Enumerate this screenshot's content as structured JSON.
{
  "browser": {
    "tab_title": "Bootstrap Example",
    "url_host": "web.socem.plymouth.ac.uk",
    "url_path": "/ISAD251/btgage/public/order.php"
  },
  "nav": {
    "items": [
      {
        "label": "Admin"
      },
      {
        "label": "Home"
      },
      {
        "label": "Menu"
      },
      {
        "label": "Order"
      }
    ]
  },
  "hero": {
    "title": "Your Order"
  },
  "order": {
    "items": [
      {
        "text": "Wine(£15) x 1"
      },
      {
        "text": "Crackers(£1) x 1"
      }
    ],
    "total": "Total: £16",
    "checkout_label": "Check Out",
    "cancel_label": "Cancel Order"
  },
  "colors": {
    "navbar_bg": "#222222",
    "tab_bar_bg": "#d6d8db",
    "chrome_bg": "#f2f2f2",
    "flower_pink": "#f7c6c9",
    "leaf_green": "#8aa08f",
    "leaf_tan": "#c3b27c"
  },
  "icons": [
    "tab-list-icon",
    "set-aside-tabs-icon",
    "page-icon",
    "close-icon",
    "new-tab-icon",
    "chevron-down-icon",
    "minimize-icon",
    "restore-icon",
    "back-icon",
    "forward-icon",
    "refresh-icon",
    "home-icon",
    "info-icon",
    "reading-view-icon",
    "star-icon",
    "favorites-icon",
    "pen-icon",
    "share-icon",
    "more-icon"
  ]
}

☆ ☆ ☆ ☆

▶ _What you have to do_: Each line above is to be repeated exactly.

▶ _Output of the exercise_:
Enumerate this screenshot's content as structured JSON.
{
  "browser": {
    "tab_title": "Bootstrap Example",
    "url_host": "web.socem.plymouth.ac.uk",
    "url_path": "/ISAD251/btgage/public/order.php"
  },
  "nav": {
    "items": [
      {
        "label": "Admin"
      },
      {
        "label": "Home"
      },
      {
        "label": "Menu"
      },
      {
        "label": "Order"
      }
    ]
  },
  "hero": {
    "title": "Your Order"
  },
  "order": {
    "items": [
      {
        "text": "Wine(£15) x 1"
      },
      {
        "text": "Crackers(£1) x 1"
      }
    ],
    "total": "Total: £16",
    "checkout_label": "Check Out",
    "cancel_label": "Cancel Order"
  },
  "colors": {
    "navbar_bg": "#222222",
    "tab_bar_bg": "#d6d8db",
    "chrome_bg": "#f2f2f2",
    "flower_pink": "#f7c6c9",
    "leaf_green": "#8aa08f",
    "leaf_tan": "#c3b27c"
  },
  "icons": [
    "tab-list-icon",
    "set-aside-tabs-icon",
    "page-icon",
    "close-icon",
    "new-tab-icon",
    "chevron-down-icon",
    "minimize-icon",
    "restore-icon",
    "back-icon",
    "forward-icon",
    "refresh-icon",
    "home-icon",
    "info-icon",
    "reading-view-icon",
    "star-icon",
    "favorites-icon",
    "pen-icon",
    "share-icon",
    "more-icon"
  ]
}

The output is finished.